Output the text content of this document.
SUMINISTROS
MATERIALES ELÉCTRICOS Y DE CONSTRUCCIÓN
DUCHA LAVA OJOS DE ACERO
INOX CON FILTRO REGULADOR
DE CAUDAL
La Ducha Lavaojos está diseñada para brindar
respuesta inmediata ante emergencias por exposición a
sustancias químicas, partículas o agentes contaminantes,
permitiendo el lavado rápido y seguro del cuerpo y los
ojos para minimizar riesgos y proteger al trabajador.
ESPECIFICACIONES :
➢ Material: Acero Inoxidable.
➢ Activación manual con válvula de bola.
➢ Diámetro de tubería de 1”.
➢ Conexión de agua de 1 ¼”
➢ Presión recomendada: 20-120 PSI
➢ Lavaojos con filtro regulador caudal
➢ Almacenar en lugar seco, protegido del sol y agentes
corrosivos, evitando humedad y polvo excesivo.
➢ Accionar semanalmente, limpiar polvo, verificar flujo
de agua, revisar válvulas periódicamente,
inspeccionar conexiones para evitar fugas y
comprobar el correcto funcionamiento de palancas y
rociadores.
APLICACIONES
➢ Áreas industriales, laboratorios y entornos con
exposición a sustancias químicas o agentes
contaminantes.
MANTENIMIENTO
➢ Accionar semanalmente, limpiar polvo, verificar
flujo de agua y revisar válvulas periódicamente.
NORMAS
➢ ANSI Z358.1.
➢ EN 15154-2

★ ★ ★ ★

Direction ->
Scan the records above, count the lines with "limpiar" in them, and give only the number.

Complete response ->
2